(Extracted records)
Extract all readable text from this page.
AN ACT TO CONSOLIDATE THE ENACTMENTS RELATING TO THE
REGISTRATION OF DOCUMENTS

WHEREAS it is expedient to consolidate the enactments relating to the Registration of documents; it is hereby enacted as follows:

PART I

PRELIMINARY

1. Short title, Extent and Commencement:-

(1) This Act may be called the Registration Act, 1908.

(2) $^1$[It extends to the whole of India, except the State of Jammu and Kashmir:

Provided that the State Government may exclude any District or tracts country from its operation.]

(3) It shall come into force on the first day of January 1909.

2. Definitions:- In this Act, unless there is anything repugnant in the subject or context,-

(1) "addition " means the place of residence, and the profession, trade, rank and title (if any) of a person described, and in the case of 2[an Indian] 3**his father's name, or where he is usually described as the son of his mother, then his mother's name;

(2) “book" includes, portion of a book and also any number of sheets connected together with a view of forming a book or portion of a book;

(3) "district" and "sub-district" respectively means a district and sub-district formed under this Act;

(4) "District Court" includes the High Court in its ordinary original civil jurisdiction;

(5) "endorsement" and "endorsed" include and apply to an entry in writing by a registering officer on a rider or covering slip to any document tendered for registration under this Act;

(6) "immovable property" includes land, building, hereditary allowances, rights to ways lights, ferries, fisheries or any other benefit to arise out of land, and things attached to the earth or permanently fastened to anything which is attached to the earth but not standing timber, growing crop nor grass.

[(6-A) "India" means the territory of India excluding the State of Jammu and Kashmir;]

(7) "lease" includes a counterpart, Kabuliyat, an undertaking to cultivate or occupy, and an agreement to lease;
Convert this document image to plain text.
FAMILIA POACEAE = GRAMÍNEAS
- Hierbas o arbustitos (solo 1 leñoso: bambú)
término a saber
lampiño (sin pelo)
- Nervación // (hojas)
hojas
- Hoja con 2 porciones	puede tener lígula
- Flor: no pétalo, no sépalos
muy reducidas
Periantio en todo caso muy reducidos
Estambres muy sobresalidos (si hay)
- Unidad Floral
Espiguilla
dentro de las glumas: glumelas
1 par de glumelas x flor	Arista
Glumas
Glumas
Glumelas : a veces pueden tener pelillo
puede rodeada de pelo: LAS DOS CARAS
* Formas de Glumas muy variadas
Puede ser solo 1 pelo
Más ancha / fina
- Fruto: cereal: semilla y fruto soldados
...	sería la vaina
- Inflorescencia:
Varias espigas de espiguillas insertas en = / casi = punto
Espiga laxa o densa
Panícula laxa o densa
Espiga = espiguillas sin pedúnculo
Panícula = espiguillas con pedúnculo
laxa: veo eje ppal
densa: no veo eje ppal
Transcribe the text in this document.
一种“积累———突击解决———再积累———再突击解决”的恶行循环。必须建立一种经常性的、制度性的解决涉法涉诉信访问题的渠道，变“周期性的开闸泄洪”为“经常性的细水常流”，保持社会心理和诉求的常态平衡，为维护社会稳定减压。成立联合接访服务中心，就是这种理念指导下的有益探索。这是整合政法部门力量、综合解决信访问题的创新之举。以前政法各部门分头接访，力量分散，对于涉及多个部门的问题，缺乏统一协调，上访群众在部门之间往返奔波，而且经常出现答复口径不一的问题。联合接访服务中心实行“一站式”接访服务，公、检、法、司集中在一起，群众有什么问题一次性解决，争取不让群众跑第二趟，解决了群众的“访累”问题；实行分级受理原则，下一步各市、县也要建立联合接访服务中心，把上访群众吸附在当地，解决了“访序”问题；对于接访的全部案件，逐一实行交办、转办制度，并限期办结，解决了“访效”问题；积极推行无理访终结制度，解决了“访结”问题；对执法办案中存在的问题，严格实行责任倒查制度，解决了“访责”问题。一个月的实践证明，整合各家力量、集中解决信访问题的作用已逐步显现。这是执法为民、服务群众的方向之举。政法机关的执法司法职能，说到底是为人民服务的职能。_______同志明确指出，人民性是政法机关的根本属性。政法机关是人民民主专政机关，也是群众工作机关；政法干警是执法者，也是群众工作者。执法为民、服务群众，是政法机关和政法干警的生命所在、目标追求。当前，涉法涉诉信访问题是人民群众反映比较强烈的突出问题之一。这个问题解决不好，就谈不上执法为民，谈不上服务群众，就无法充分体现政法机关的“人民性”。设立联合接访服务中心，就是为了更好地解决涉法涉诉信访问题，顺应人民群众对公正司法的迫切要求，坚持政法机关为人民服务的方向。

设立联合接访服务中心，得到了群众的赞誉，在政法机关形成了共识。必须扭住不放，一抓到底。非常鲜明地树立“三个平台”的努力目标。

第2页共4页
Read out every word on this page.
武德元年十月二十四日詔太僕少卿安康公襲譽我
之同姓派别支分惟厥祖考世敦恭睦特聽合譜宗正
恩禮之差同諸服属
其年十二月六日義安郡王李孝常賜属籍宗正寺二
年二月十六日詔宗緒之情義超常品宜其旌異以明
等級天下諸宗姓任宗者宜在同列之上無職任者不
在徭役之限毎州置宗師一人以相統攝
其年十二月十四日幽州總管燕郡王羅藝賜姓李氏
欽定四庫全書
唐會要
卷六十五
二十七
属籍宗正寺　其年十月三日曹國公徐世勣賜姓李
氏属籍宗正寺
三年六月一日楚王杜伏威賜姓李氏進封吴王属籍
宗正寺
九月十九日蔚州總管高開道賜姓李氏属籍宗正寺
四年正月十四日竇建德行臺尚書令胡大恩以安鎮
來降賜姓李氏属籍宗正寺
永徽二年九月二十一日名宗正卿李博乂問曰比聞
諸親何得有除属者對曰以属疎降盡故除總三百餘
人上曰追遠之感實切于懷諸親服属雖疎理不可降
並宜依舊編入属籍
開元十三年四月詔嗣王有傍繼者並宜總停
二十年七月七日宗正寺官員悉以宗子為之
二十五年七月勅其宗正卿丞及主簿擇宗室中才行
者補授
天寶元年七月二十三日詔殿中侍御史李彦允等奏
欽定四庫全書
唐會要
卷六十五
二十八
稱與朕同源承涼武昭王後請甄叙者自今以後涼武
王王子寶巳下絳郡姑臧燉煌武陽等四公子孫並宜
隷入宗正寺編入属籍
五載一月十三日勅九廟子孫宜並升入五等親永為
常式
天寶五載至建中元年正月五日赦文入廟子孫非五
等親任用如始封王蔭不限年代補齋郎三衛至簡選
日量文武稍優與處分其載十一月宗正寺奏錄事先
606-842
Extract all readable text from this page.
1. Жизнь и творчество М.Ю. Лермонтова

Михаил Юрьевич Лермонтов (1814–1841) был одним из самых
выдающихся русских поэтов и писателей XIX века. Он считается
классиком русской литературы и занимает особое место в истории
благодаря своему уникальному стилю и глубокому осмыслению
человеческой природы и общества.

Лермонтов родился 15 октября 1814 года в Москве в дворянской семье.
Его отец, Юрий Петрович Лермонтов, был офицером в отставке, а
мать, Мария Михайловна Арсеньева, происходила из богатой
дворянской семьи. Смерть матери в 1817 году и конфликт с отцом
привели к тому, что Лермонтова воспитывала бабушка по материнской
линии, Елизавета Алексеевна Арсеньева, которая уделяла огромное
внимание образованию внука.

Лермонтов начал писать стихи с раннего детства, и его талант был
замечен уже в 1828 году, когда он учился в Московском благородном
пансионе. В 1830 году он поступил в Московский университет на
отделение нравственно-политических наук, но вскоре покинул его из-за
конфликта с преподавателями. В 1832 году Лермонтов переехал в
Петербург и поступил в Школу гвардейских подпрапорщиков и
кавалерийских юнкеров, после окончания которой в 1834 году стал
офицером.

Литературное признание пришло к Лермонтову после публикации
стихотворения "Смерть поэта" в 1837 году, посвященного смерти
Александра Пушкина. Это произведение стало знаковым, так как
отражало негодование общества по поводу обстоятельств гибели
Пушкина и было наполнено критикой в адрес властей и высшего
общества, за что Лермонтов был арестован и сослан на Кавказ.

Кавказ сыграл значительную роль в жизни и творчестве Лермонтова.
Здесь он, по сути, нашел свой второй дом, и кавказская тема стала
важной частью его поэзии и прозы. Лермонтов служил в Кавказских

Task brief: Select every line above that contains the word "espiguillas", and copy it.

Expected answer:
Varias espigas de espiguillas insertas en = / casi = punto
Espiga = espiguillas sin pedúnculo
Panícula = espiguillas con pedúnculo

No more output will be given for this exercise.